#### YOUR GOAL:
Pull every "color" line out of the data below.

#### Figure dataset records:
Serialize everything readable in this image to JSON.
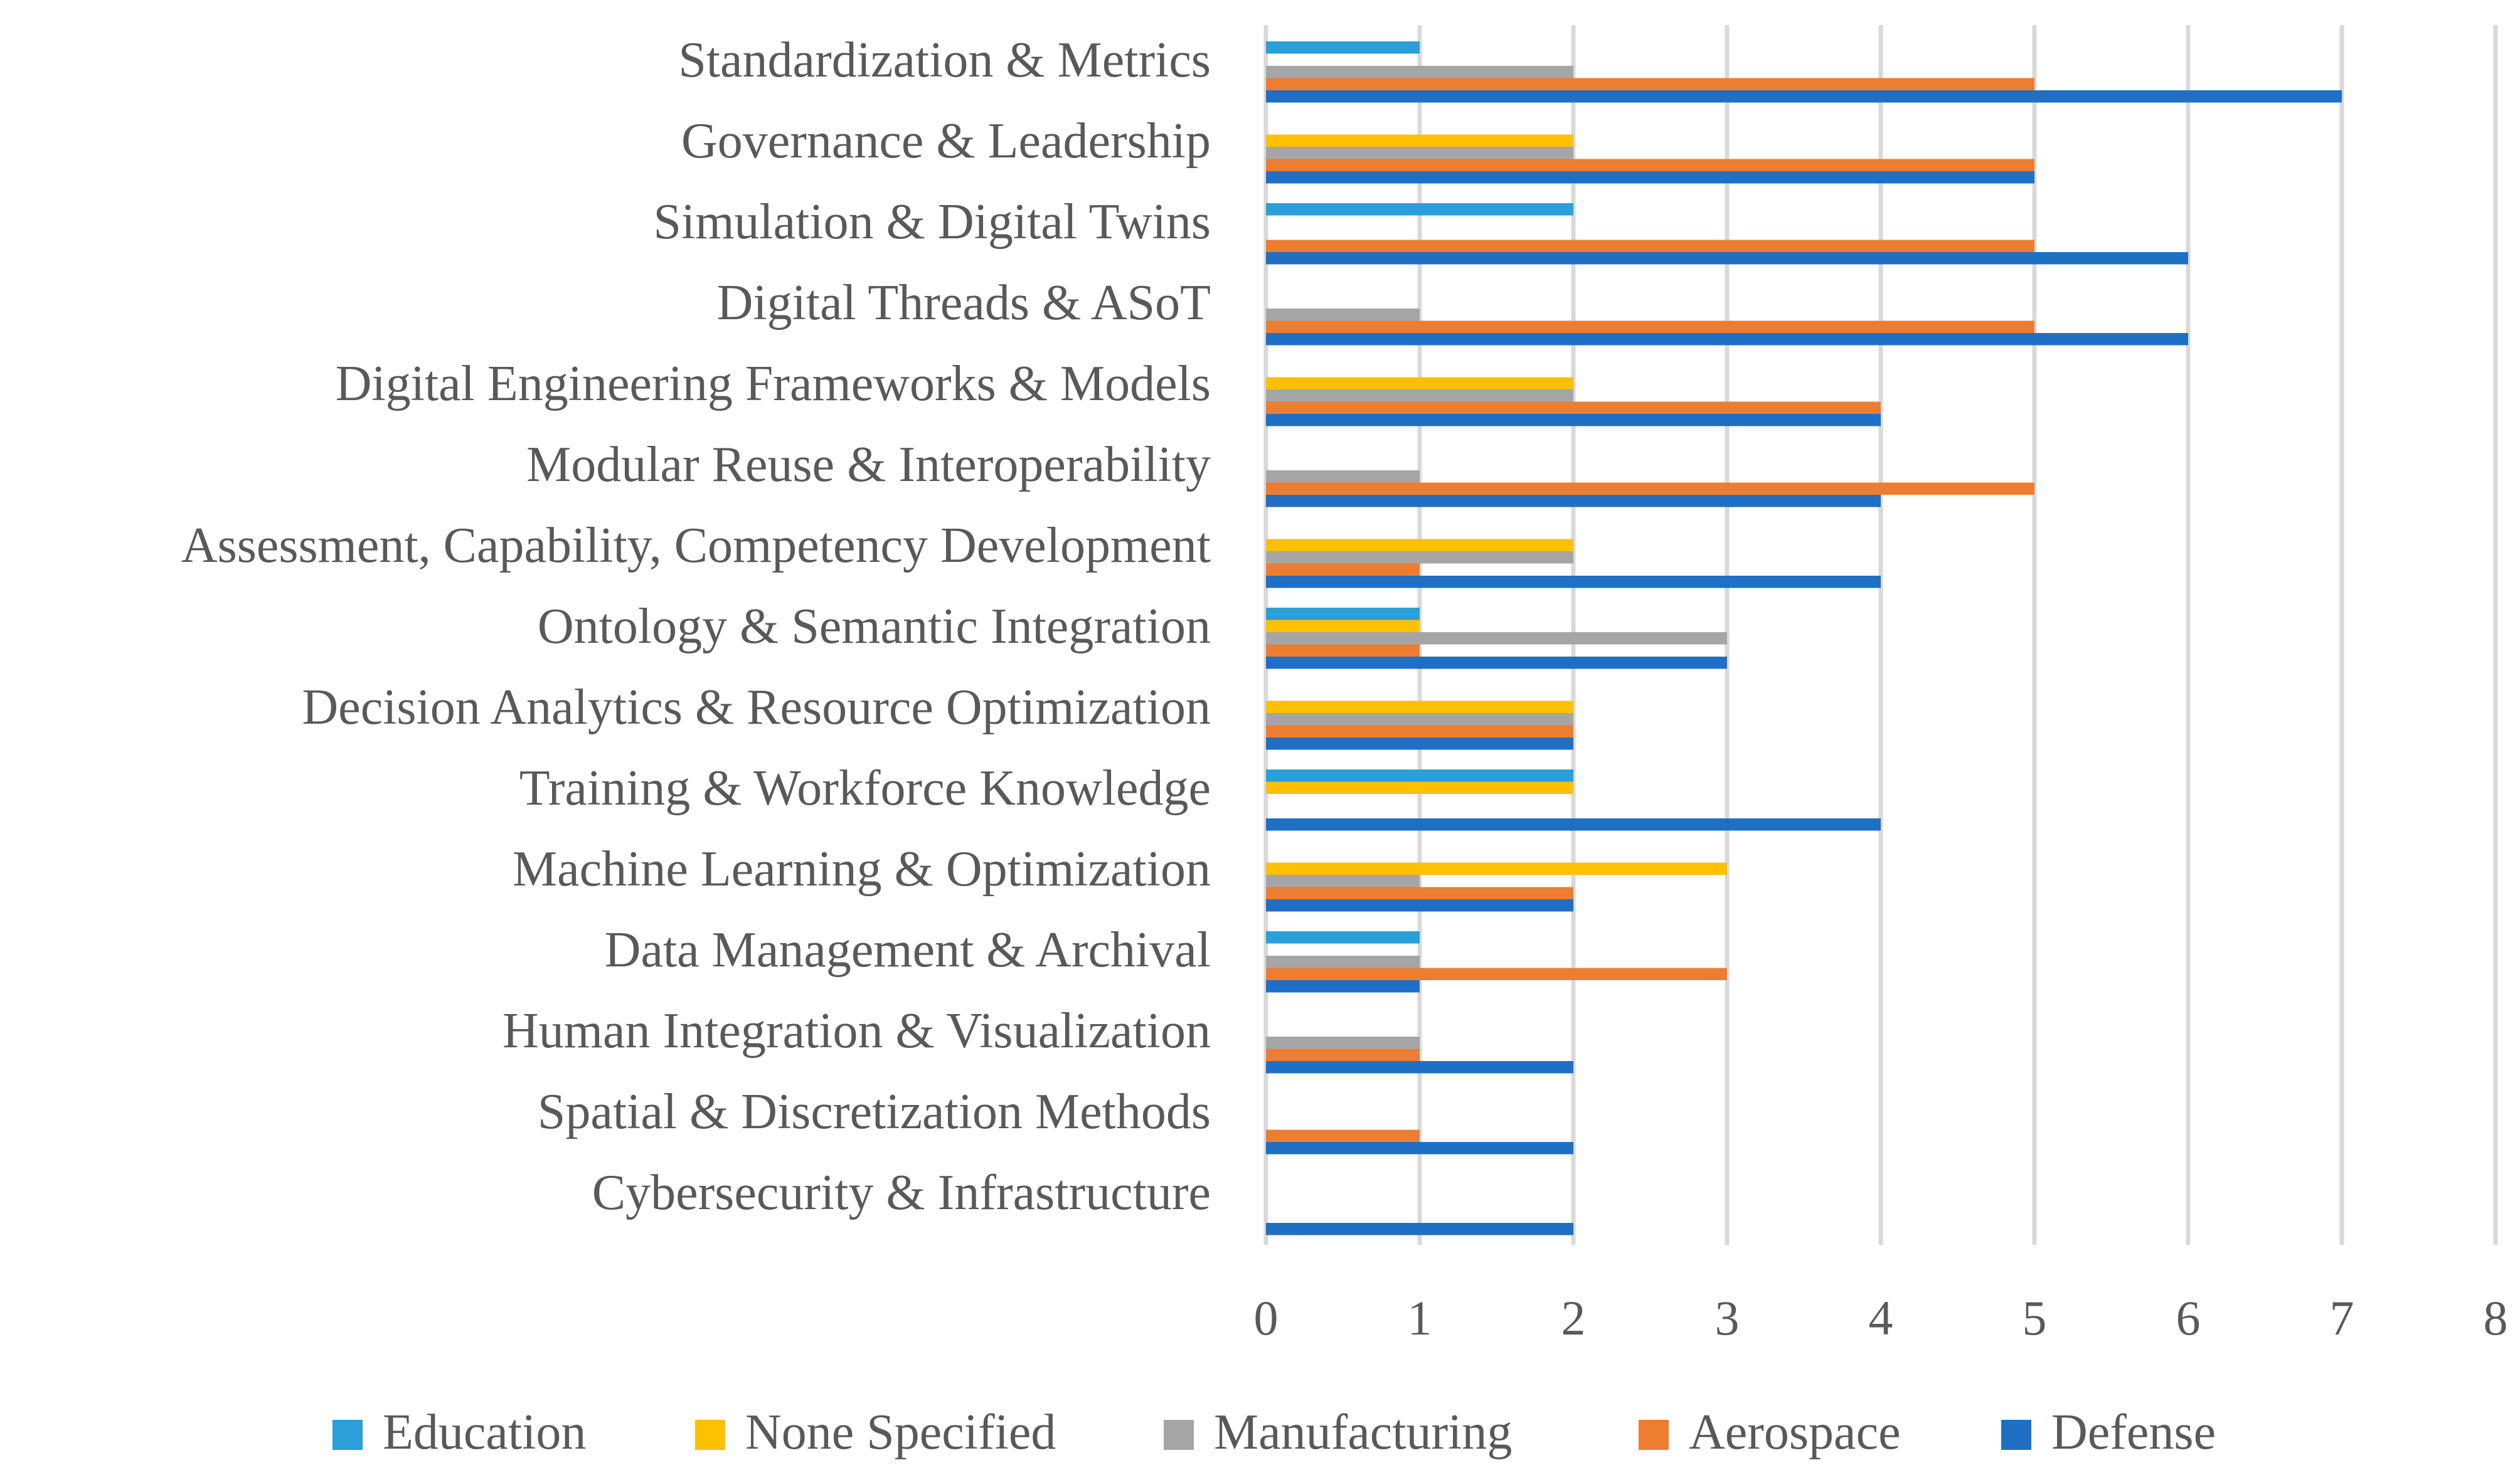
{
  "chart_data": {
    "type": "bar",
    "orientation": "horizontal",
    "title": "",
    "xlabel": "",
    "ylabel": "",
    "xlim": [
      0,
      8
    ],
    "ticks": [
      "0",
      "1",
      "2",
      "3",
      "4",
      "5",
      "6",
      "7",
      "8"
    ],
    "grid": true,
    "legend_position": "bottom",
    "categories": [
      "Standardization & Metrics",
      "Governance & Leadership",
      "Simulation & Digital Twins",
      "Digital Threads & ASoT",
      "Digital Engineering Frameworks & Models",
      "Modular Reuse & Interoperability",
      "Assessment, Capability, Competency Development",
      "Ontology & Semantic Integration",
      "Decision Analytics & Resource Optimization",
      "Training & Workforce Knowledge",
      "Machine Learning & Optimization",
      "Data Management & Archival",
      "Human Integration & Visualization",
      "Spatial & Discretization Methods",
      "Cybersecurity & Infrastructure"
    ],
    "series": [
      {
        "name": "Education",
        "color": "#2a9fd8",
        "values": [
          1,
          0,
          2,
          0,
          0,
          0,
          0,
          1,
          0,
          2,
          0,
          1,
          0,
          0,
          0
        ]
      },
      {
        "name": "None Specified",
        "color": "#ffc000",
        "values": [
          0,
          2,
          0,
          0,
          2,
          0,
          2,
          1,
          2,
          2,
          3,
          0,
          0,
          0,
          0
        ]
      },
      {
        "name": "Manufacturing",
        "color": "#a5a5a5",
        "values": [
          2,
          2,
          0,
          1,
          2,
          1,
          2,
          3,
          2,
          0,
          1,
          1,
          1,
          0,
          0
        ]
      },
      {
        "name": "Aerospace",
        "color": "#ed7d31",
        "values": [
          5,
          5,
          5,
          5,
          4,
          5,
          1,
          1,
          2,
          0,
          2,
          3,
          1,
          1,
          0
        ]
      },
      {
        "name": "Defense",
        "color": "#1f6fc5",
        "values": [
          7,
          5,
          6,
          6,
          4,
          4,
          4,
          3,
          2,
          4,
          2,
          1,
          2,
          2,
          2
        ]
      }
    ]
  }
}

#### RESPONSE TO THIS TASK:
        "color": "#2a9fd8",
        "color": "#ffc000",
        "color": "#a5a5a5",
        "color": "#ed7d31",
        "color": "#1f6fc5",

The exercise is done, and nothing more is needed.